** Start **

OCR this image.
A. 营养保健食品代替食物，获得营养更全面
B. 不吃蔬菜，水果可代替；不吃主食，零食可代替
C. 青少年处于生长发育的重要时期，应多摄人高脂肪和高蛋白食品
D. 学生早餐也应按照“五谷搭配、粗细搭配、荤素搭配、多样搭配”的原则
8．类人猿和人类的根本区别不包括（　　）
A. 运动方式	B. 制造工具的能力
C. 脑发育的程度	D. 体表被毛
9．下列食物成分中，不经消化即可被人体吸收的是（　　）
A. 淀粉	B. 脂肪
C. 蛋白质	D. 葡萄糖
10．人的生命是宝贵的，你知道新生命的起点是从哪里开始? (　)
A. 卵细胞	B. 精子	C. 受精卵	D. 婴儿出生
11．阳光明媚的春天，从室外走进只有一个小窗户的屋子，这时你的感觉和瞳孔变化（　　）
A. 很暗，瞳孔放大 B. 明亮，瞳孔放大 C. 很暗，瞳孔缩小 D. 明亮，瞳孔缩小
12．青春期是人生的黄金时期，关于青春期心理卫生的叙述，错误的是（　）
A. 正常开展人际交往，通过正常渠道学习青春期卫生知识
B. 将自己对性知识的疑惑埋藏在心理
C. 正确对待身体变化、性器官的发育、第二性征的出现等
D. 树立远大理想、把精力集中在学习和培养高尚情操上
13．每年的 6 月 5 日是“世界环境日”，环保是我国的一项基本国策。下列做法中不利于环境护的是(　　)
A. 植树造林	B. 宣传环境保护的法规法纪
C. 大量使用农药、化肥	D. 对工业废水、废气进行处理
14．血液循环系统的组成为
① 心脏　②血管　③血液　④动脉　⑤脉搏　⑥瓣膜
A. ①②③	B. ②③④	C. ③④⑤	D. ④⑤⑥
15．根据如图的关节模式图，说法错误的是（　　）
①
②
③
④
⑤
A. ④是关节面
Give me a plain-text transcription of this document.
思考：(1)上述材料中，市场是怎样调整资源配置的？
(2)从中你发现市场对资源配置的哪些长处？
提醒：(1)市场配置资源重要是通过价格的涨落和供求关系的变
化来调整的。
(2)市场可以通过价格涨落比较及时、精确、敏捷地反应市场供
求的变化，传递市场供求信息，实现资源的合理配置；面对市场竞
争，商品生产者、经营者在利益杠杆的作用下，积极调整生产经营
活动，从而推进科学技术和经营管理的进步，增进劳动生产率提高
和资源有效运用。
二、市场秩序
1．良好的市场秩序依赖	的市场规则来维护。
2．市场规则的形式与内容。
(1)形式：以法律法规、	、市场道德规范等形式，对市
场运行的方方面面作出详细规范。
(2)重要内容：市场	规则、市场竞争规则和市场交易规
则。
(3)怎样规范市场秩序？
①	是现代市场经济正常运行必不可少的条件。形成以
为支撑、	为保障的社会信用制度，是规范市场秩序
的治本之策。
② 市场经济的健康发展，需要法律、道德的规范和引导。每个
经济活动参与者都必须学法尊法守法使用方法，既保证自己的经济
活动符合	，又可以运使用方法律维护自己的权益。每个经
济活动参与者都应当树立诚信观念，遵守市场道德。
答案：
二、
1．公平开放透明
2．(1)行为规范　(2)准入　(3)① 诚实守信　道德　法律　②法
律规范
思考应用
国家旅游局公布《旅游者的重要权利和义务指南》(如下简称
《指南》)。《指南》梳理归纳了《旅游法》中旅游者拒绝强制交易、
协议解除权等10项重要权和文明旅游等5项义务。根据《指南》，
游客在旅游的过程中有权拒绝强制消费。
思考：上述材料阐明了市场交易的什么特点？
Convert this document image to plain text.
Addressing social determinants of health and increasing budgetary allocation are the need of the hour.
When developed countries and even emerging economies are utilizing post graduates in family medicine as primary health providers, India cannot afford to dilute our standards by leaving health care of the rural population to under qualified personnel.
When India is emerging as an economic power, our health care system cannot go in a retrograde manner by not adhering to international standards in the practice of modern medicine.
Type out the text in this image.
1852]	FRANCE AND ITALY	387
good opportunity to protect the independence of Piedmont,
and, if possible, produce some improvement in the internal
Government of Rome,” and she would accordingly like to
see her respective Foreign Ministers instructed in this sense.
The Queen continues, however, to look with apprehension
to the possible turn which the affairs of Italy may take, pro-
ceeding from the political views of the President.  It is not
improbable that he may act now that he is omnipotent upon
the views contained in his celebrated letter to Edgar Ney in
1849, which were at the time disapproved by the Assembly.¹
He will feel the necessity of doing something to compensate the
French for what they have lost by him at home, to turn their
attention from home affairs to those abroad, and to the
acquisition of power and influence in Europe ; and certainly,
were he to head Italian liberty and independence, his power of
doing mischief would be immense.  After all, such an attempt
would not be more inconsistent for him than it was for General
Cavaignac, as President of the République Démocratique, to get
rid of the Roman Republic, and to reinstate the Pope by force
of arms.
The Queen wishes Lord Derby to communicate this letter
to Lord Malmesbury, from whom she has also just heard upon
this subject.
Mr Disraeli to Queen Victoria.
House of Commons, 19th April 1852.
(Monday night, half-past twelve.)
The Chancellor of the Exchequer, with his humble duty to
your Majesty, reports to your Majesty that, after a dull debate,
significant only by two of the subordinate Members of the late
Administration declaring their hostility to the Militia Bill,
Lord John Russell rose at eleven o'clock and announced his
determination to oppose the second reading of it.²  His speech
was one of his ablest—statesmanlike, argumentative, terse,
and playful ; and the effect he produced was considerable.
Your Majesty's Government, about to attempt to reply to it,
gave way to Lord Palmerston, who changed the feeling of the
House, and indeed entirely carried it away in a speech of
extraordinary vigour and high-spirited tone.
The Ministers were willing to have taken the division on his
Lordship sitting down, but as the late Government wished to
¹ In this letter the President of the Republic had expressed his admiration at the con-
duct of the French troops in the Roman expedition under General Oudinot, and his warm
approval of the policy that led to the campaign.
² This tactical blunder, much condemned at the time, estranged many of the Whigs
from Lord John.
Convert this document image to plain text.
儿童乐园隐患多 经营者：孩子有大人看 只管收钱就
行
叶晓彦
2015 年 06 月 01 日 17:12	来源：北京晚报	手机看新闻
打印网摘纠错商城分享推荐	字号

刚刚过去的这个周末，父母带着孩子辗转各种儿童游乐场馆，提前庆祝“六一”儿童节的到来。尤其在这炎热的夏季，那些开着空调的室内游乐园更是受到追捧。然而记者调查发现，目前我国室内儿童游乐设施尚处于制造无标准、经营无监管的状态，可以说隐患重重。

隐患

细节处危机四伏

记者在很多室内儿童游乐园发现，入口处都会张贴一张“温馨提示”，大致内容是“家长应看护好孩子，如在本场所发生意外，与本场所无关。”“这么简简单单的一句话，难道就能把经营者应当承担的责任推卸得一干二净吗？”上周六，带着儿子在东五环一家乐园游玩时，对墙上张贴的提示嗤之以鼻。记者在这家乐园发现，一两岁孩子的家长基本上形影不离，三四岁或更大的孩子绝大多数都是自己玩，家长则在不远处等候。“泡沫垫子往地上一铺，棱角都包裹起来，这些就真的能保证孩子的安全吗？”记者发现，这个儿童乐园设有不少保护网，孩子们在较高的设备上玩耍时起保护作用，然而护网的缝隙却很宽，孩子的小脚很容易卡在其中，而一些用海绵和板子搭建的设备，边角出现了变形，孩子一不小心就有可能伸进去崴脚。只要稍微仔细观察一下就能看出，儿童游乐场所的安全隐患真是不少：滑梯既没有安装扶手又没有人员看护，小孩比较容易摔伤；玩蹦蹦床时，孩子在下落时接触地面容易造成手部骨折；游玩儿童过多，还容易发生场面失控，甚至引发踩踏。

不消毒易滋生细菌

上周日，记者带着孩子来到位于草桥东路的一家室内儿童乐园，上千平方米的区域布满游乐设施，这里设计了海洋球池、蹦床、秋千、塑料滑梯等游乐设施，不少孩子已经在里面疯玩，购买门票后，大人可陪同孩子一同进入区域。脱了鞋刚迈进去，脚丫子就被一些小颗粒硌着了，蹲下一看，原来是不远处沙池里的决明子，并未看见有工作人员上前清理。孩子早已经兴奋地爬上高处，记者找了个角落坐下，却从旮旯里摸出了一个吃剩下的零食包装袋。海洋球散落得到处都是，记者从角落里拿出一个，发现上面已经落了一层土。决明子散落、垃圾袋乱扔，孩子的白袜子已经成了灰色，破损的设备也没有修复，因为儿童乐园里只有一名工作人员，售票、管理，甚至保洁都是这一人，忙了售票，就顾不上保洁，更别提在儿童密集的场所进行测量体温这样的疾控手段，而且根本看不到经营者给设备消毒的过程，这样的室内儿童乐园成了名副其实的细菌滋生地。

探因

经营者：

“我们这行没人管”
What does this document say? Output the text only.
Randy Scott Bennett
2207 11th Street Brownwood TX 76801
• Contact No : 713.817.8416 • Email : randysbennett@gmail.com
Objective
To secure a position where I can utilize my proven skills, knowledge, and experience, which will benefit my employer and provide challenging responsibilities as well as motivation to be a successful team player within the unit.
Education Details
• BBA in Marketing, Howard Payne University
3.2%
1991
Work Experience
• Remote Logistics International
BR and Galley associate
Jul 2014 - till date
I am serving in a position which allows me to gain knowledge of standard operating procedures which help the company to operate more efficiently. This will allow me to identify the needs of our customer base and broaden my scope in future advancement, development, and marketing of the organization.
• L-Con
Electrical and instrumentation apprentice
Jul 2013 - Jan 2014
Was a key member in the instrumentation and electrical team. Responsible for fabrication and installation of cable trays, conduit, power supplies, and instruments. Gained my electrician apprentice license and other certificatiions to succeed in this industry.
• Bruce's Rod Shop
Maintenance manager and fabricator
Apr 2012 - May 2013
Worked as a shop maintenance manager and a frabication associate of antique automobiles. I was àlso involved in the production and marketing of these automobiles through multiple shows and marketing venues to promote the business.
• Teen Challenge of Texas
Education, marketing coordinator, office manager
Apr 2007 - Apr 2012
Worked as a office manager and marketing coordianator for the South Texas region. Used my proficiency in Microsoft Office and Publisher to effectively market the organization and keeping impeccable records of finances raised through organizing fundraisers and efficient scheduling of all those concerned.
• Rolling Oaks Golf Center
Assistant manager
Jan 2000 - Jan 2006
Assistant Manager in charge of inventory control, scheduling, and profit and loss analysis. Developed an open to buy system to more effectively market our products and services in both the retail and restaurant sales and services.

** End **

Each line above that includes "President" counts once; state the total and nothing more.

# Written solution:
3